### EXCERPTED TEXT
↓↓↓

Re: Temporal or Time-Oriented Databases (was auditing tables)

Jared Still Mon, 04 Feb 2002 21:33:04 -0800


Craig,


This is a huge subject.  I wish I knew more about it, but such as it is,
the bit I do know is too much deal with properly in an email

First the books:

Data Warehouse Toolkit by Kimball
Data Warehouse Life Cycle Toolkit by Kimball
Developing Time Oriented Database Applications in SQL by Snodgrass

A series of articles that preceded the book are available at:

http://www.cs.arizona.edu/people/rts/DBPD/index.html

Snodgrass' book is the seminal work on temporal databases as implemented
in an RDBMS.  It can be heavy going at times, but well worth it.

I recommend Kimballs books, as what you are trying to represent might best
be done using DW methods.  Retrieving your temporal data would likely be
easier to implement and faster in data mart with a very robust time-series
attribute table.

Using the time as a key for any part of the lookup table may not be
the best way to organize your data.   

I'm really pushed for time for the forseeable future, or I would really
delve into this, it's really quite interesting.

Contact me offline if you like, maybe we can continue this discussion a bit.

If anything interesting comes of it, we could summarize for the list.

Jared


On Sunday 03 February 2002 15:30, Craig Munday wrote:
> The thread on auditing tables and the mention of temporal or time-oriented
> databases prompted me to ask about a design problem that has recurred on
> different projects for me.  Seeing as this problem has occurred multiple
> times I figured that other people have probably encountered the same and
> have different solutions.  I'm hoping this email might spark some
> discussion/debate on the merits of this and other solutions.
>
> Essentially the problem is looking up historical data about an entity in a
> reliable and performant manner.  For example, paging (via the web) through
> a set of transactions that have occurred on an account.  Or finding the
> value of an account at a particular point in time, in order to reconcile
> the account.  I'm assuming that any solution would support the system
> running 24/7 because that has been a requirement of most of the projects
> I've worked on.

↑↑↑

### INFORMATION SHOWN

↓↓↓

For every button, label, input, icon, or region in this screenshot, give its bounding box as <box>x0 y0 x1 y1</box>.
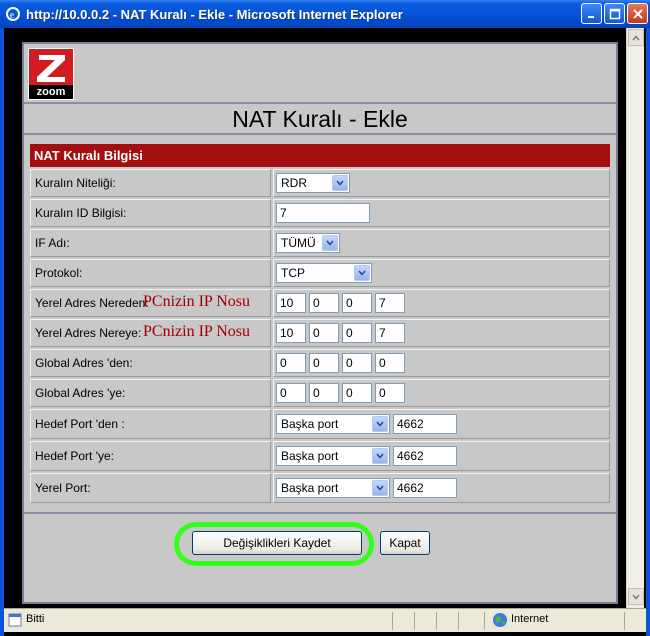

↑↑↑

### PROBLEMS
- a) From the temporal databases thread above, copy everything from "Snodgrass' book is" down to "organize your data.".
- b) In the temporal databases thread, who wrote "Developing Time Oriented Database Applications in SQL"?

### ANSWERS TO THE TASKS
- a)
Snodgrass' book is the seminal work on temporal databases as implemented
in an RDBMS.  It can be heavy going at times, but well worth it.

I recommend Kimballs books, as what you are trying to represent might best
be done using DW methods.  Retrieving your temporal data would likely be
easier to implement and faster in data mart with a very robust time-series
attribute table.

Using the time as a key for any part of the lookup table may not be
the best way to organize your data.

- b) Snodgrass